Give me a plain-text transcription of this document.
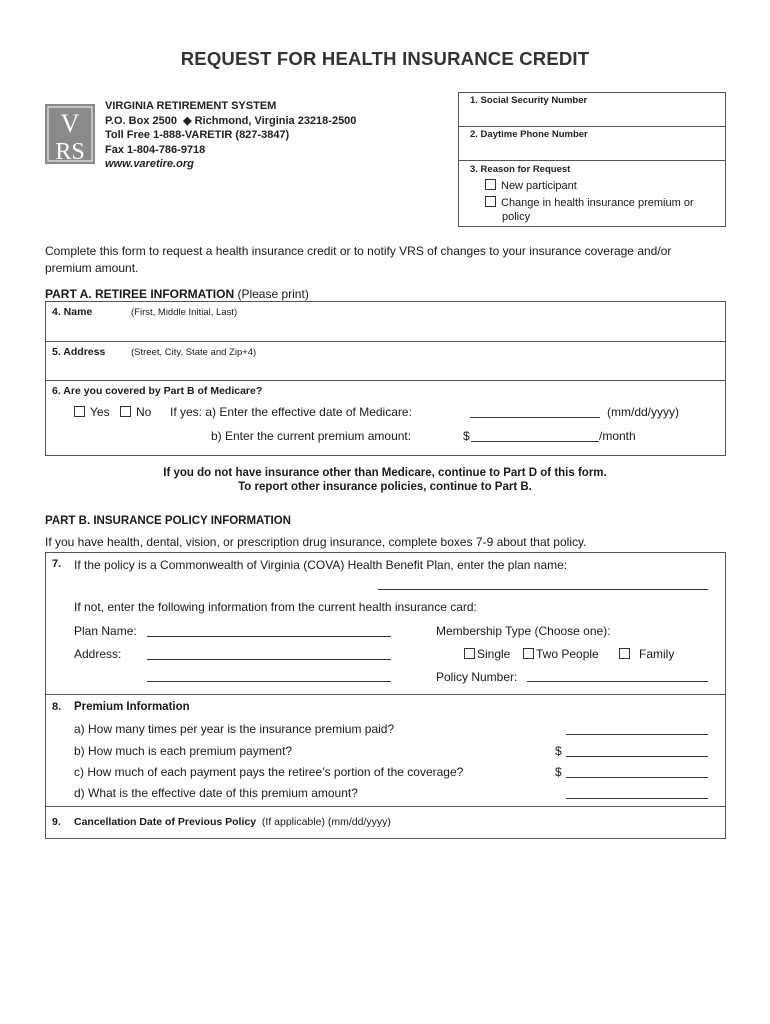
REQUEST FOR HEALTH INSURANCE CREDIT
V
RS
VIRGINIA RETIREMENT SYSTEM
P.O. Box 2500 ◆ Richmond, Virginia 23218-2500
Toll Free 1-888-VARETIR (827-3847)
Fax 1-804-786-9718
www.varetire.org
1. Social Security Number
2. Daytime Phone Number
3. Reason for Request
New participant
Change in health insurance premium or
policy
Complete this form to request a health insurance credit or to notify VRS of changes to your insurance coverage and/or
premium amount.
PART A. RETIREE INFORMATION (Please print)
4. Name	(First, Middle Initial, Last)
5. Address	(Street, City, State and Zip+4)
6. Are you covered by Part B of Medicare?
Yes	No If yes: a) Enter the effective date of Medicare:	(mm/dd/yyyy)
b) Enter the current premium amount:	$	/month
If you do not have insurance other than Medicare, continue to Part D of this form.
To report other insurance policies, continue to Part B.
PART B. INSURANCE POLICY INFORMATION
If you have health, dental, vision, or prescription drug insurance, complete boxes 7-9 about that policy.
7. If the policy is a Commonwealth of Virginia (COVA) Health Benefit Plan, enter the plan name:
If not, enter the following information from the current health insurance card:
Plan Name:	Membership Type (Choose one):
Address:	Single	Two People	Family
Policy Number:
8. Premium Information
a) How many times per year is the insurance premium paid?
b) How much is each premium payment?	$
c) How much of each payment pays the retiree’s portion of the coverage?	$
d) What is the effective date of this premium amount?
9. Cancellation Date of Previous Policy (If applicable) (mm/dd/yyyy)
++++
- What you have to do: Every record above should be transcribed exactly; the pictures stay out of the copy.

- Output of the task:
Give me a plain-text transcription of this document.
REQUEST FOR HEALTH INSURANCE CREDIT
V
RS
VIRGINIA RETIREMENT SYSTEM
P.O. Box 2500 ◆ Richmond, Virginia 23218-2500
Toll Free 1-888-VARETIR (827-3847)
Fax 1-804-786-9718
www.varetire.org
1. Social Security Number
2. Daytime Phone Number
3. Reason for Request
New participant
Change in health insurance premium or
policy
Complete this form to request a health insurance credit or to notify VRS of changes to your insurance coverage and/or
premium amount.
PART A. RETIREE INFORMATION (Please print)
4. Name	(First, Middle Initial, Last)
5. Address	(Street, City, State and Zip+4)
6. Are you covered by Part B of Medicare?
Yes	No If yes: a) Enter the effective date of Medicare:	(mm/dd/yyyy)
b) Enter the current premium amount:	$	/month
If you do not have insurance other than Medicare, continue to Part D of this form.
To report other insurance policies, continue to Part B.
PART B. INSURANCE POLICY INFORMATION
If you have health, dental, vision, or prescription drug insurance, complete boxes 7-9 about that policy.
7. If the policy is a Commonwealth of Virginia (COVA) Health Benefit Plan, enter the plan name:
If not, enter the following information from the current health insurance card:
Plan Name:	Membership Type (Choose one):
Address:	Single	Two People	Family
Policy Number:
8. Premium Information
a) How many times per year is the insurance premium paid?
b) How much is each premium payment?	$
c) How much of each payment pays the retiree’s portion of the coverage?	$
d) What is the effective date of this premium amount?
9. Cancellation Date of Previous Policy (If applicable) (mm/dd/yyyy)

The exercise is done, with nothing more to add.